▶ Task brief:
Answer with one number: how many lines have "Bristol".

▶ Records:
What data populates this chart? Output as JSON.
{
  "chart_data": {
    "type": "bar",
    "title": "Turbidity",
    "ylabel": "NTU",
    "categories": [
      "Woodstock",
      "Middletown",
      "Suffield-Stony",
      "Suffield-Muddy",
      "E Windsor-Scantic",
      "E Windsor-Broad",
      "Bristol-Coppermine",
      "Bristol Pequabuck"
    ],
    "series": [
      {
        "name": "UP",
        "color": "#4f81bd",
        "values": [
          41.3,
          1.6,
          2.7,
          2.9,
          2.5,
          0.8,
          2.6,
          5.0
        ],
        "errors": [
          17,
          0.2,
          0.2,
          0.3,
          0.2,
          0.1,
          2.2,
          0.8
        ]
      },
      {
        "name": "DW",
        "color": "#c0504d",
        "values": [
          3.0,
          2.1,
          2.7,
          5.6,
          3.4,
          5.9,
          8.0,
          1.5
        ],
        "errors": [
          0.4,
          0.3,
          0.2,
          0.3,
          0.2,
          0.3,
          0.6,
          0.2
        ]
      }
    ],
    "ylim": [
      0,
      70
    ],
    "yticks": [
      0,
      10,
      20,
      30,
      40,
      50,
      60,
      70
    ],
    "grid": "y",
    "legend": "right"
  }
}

▶ Exercise result:
2